__YOUR GOAL__:
Please give the entries again in full and exactly, without any picture.

:::

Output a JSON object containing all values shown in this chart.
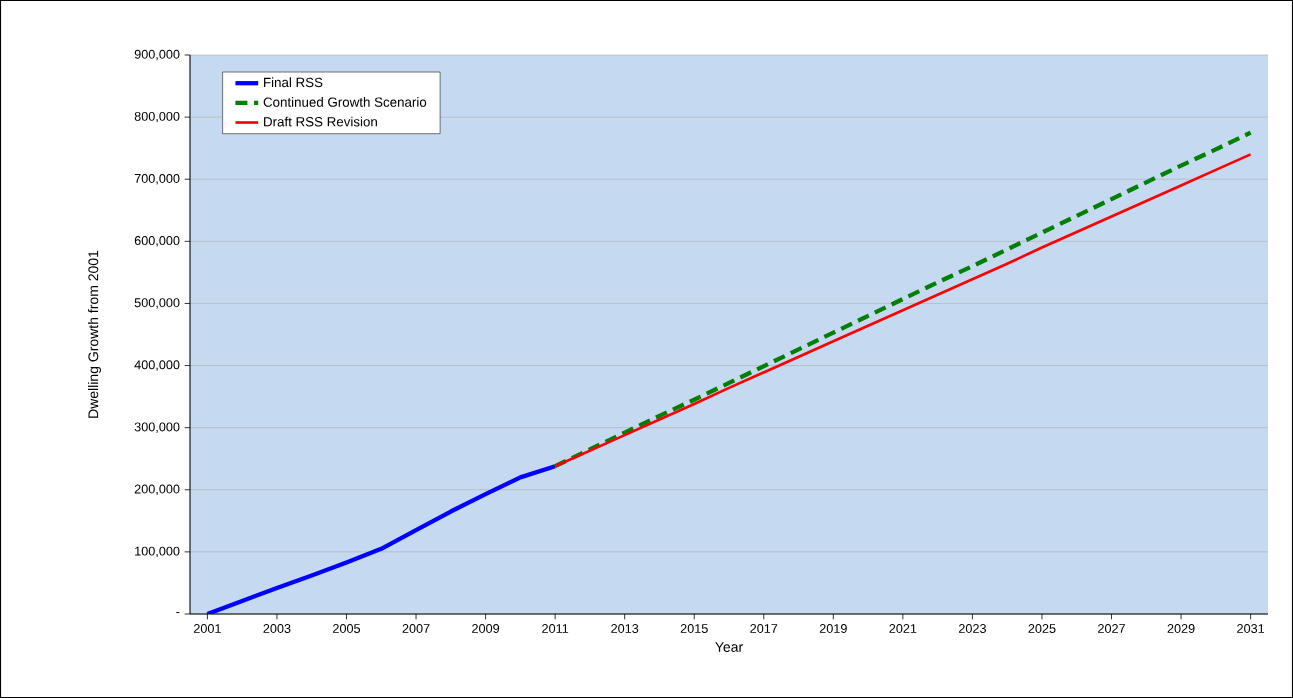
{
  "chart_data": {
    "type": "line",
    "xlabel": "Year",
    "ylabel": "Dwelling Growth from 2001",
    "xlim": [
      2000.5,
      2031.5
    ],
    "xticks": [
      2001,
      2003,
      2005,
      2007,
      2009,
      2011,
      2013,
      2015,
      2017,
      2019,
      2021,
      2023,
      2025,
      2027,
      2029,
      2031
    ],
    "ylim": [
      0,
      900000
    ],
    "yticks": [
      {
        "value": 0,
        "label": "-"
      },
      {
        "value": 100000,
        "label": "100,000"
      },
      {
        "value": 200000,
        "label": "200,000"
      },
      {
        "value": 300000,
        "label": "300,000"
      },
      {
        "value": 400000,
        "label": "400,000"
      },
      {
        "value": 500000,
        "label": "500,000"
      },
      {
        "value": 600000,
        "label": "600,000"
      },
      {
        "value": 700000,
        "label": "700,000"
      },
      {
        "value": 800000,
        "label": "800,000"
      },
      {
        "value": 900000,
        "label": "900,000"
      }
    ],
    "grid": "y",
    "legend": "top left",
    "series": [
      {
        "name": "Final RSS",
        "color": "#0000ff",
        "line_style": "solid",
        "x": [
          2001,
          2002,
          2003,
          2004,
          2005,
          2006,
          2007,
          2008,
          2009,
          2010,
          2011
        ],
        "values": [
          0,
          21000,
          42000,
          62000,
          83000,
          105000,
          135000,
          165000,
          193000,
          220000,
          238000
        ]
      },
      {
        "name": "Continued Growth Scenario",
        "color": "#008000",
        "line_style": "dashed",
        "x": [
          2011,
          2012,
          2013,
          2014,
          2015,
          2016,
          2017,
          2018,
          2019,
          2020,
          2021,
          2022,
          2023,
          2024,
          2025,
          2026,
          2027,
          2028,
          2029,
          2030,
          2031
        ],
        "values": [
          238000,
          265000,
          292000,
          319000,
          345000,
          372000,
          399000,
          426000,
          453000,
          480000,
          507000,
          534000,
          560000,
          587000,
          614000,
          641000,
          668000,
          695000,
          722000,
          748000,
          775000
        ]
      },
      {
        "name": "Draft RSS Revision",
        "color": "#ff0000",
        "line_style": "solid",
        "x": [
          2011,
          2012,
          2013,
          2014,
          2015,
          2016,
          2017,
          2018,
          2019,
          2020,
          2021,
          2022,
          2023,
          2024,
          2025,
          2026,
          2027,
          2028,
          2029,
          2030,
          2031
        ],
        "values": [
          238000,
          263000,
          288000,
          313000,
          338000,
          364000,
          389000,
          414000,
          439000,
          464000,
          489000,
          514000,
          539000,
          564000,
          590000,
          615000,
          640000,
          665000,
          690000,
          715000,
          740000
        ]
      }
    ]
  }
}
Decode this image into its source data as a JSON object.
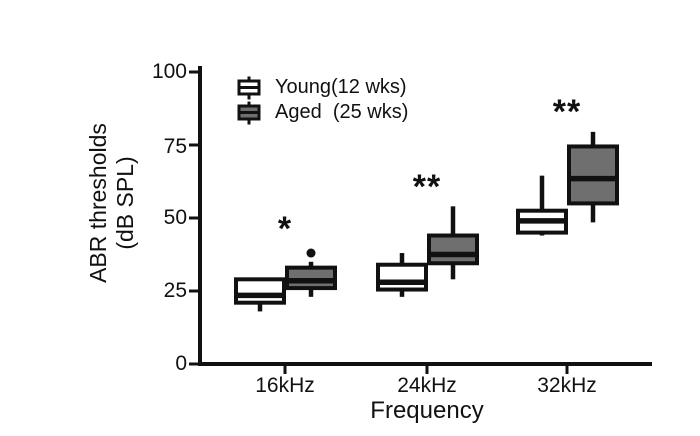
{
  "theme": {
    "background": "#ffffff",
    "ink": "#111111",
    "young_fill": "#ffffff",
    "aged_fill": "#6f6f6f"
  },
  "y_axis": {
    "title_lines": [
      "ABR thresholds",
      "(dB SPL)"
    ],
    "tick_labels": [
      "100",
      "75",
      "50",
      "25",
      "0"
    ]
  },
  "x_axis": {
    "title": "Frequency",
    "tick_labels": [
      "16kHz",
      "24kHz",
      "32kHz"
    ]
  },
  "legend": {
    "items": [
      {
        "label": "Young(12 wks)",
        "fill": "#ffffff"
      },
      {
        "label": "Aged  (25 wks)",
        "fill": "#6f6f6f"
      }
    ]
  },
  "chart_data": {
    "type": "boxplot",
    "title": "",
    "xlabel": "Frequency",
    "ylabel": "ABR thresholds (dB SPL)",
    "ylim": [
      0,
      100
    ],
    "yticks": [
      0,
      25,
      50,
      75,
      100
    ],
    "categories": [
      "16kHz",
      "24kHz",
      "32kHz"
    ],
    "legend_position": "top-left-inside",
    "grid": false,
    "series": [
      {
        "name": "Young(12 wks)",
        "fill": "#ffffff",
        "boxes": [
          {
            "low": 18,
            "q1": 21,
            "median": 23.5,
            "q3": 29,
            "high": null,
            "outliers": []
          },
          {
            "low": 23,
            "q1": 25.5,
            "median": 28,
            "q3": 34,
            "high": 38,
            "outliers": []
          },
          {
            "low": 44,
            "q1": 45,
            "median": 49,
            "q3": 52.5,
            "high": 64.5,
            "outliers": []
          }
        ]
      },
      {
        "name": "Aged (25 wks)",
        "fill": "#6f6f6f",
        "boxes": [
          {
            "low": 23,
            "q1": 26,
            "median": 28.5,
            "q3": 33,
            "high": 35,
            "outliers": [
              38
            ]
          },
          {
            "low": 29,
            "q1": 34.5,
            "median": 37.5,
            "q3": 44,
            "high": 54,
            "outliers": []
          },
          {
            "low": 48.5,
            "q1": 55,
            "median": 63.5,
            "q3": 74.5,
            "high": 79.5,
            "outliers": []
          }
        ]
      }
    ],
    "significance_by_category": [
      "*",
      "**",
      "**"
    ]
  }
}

:::

__OUTPUT OF THE EXERCISE__:
Output a JSON object containing all values shown in this chart.
{
  "chart_data": {
    "type": "line",
    "xlabel": "Year",
    "ylabel": "Dwelling Growth from 2001",
    "xlim": [
      2000.5,
      2031.5
    ],
    "xticks": [
      2001,
      2003,
      2005,
      2007,
      2009,
      2011,
      2013,
      2015,
      2017,
      2019,
      2021,
      2023,
      2025,
      2027,
      2029,
      2031
    ],
    "ylim": [
      0,
      900000
    ],
    "yticks": [
      {
        "value": 0,
        "label": "-"
      },
      {
        "value": 100000,
        "label": "100,000"
      },
      {
        "value": 200000,
        "label": "200,000"
      },
      {
        "value": 300000,
        "label": "300,000"
      },
      {
        "value": 400000,
        "label": "400,000"
      },
      {
        "value": 500000,
        "label": "500,000"
      },
      {
        "value": 600000,
        "label": "600,000"
      },
      {
        "value": 700000,
        "label": "700,000"
      },
      {
        "value": 800000,
        "label": "800,000"
      },
      {
        "value": 900000,
        "label": "900,000"
      }
    ],
    "grid": "y",
    "legend": "top left",
    "series": [
      {
        "name": "Final RSS",
        "color": "#0000ff",
        "line_style": "solid",
        "x": [
          2001,
          2002,
          2003,
          2004,
          2005,
          2006,
          2007,
          2008,
          2009,
          2010,
          2011
        ],
        "values": [
          0,
          21000,
          42000,
          62000,
          83000,
          105000,
          135000,
          165000,
          193000,
          220000,
          238000
        ]
      },
      {
        "name": "Continued Growth Scenario",
        "color": "#008000",
        "line_style": "dashed",
        "x": [
          2011,
          2012,
          2013,
          2014,
          2015,
          2016,
          2017,
          2018,
          2019,
          2020,
          2021,
          2022,
          2023,
          2024,
          2025,
          2026,
          2027,
          2028,
          2029,
          2030,
          2031
        ],
        "values": [
          238000,
          265000,
          292000,
          319000,
          345000,
          372000,
          399000,
          426000,
          453000,
          480000,
          507000,
          534000,
          560000,
          587000,
          614000,
          641000,
          668000,
          695000,
          722000,
          748000,
          775000
        ]
      },
      {
        "name": "Draft RSS Revision",
        "color": "#ff0000",
        "line_style": "solid",
        "x": [
          2011,
          2012,
          2013,
          2014,
          2015,
          2016,
          2017,
          2018,
          2019,
          2020,
          2021,
          2022,
          2023,
          2024,
          2025,
          2026,
          2027,
          2028,
          2029,
          2030,
          2031
        ],
        "values": [
          238000,
          263000,
          288000,
          313000,
          338000,
          364000,
          389000,
          414000,
          439000,
          464000,
          489000,
          514000,
          539000,
          564000,
          590000,
          615000,
          640000,
          665000,
          690000,
          715000,
          740000
        ]
      }
    ]
  }
}
Decode this image into its source data as a JSON object.
{
  "theme": {
    "background": "#ffffff",
    "ink": "#111111",
    "young_fill": "#ffffff",
    "aged_fill": "#6f6f6f"
  },
  "y_axis": {
    "title_lines": [
      "ABR thresholds",
      "(dB SPL)"
    ],
    "tick_labels": [
      "100",
      "75",
      "50",
      "25",
      "0"
    ]
  },
  "x_axis": {
    "title": "Frequency",
    "tick_labels": [
      "16kHz",
      "24kHz",
      "32kHz"
    ]
  },
  "legend": {
    "items": [
      {
        "label": "Young(12 wks)",
        "fill": "#ffffff"
      },
      {
        "label": "Aged  (25 wks)",
        "fill": "#6f6f6f"
      }
    ]
  },
  "chart_data": {
    "type": "boxplot",
    "title": "",
    "xlabel": "Frequency",
    "ylabel": "ABR thresholds (dB SPL)",
    "ylim": [
      0,
      100
    ],
    "yticks": [
      0,
      25,
      50,
      75,
      100
    ],
    "categories": [
      "16kHz",
      "24kHz",
      "32kHz"
    ],
    "legend_position": "top-left-inside",
    "grid": false,
    "series": [
      {
        "name": "Young(12 wks)",
        "fill": "#ffffff",
        "boxes": [
          {
            "low": 18,
            "q1": 21,
            "median": 23.5,
            "q3": 29,
            "high": null,
            "outliers": []
          },
          {
            "low": 23,
            "q1": 25.5,
            "median": 28,
            "q3": 34,
            "high": 38,
            "outliers": []
          },
          {
            "low": 44,
            "q1": 45,
            "median": 49,
            "q3": 52.5,
            "high": 64.5,
            "outliers": []
          }
        ]
      },
      {
        "name": "Aged (25 wks)",
        "fill": "#6f6f6f",
        "boxes": [
          {
            "low": 23,
            "q1": 26,
            "median": 28.5,
            "q3": 33,
            "high": 35,
            "outliers": [
              38
            ]
          },
          {
            "low": 29,
            "q1": 34.5,
            "median": 37.5,
            "q3": 44,
            "high": 54,
            "outliers": []
          },
          {
            "low": 48.5,
            "q1": 55,
            "median": 63.5,
            "q3": 74.5,
            "high": 79.5,
            "outliers": []
          }
        ]
      }
    ],
    "significance_by_category": [
      "*",
      "**",
      "**"
    ]
  }
}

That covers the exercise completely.